— start —

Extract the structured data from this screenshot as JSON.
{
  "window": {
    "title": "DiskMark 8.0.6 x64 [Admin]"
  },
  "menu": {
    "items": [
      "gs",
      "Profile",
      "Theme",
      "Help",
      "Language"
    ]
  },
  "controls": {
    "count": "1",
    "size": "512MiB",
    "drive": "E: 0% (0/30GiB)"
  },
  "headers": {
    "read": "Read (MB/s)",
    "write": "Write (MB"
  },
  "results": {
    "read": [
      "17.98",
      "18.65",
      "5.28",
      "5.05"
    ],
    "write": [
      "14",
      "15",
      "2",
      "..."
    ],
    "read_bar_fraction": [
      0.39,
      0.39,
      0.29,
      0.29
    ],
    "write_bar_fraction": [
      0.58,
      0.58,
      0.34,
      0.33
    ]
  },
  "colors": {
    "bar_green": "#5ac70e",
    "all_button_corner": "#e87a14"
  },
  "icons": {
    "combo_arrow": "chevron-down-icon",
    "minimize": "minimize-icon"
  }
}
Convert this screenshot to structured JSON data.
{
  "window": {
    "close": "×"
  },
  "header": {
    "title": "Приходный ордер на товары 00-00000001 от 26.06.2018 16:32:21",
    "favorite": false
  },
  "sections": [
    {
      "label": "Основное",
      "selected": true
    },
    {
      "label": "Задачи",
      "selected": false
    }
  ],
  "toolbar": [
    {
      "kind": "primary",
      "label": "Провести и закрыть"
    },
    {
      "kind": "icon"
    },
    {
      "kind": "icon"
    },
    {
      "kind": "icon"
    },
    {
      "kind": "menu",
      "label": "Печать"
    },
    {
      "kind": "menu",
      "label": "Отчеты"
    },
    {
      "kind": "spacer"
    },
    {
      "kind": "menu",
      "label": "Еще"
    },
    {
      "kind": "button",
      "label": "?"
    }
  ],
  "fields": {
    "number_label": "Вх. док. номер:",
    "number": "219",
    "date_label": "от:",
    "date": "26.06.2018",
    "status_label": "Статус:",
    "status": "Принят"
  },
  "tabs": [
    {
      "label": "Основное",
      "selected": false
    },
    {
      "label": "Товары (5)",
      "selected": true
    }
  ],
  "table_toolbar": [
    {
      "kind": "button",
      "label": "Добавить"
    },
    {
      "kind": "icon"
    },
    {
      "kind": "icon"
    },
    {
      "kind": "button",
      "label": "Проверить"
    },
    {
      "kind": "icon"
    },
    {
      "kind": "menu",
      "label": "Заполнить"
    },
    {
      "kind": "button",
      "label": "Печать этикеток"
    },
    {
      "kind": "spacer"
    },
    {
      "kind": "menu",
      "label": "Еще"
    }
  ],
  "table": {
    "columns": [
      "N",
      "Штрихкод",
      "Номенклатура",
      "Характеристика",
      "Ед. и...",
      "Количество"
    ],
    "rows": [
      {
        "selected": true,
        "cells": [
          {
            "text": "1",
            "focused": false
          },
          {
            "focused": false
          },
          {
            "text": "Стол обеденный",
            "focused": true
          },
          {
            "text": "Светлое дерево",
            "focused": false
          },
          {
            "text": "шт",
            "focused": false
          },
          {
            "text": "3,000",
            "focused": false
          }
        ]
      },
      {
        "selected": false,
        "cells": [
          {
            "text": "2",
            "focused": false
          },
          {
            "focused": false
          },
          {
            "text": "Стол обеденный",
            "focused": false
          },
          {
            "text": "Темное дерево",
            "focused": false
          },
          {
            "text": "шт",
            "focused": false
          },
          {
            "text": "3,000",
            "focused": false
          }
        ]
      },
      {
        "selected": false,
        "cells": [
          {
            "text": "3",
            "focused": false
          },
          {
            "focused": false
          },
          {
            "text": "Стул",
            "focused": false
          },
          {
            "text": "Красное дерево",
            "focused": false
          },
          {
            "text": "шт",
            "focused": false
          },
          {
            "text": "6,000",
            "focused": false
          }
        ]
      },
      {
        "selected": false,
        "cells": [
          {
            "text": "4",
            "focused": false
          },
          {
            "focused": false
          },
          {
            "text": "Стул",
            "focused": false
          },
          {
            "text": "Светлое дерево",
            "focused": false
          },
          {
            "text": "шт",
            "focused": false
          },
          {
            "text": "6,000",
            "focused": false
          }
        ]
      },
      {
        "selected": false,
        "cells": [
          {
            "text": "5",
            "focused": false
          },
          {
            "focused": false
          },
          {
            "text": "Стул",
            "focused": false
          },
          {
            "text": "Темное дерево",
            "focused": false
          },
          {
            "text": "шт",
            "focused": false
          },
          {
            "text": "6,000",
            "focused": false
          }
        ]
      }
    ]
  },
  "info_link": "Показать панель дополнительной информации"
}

— end —

Task requirements: Find the string "structured" in the entries above and return each line that holds it.

Result for this task:
Extract the structured data from this screenshot as JSON.
Convert this screenshot to structured JSON data.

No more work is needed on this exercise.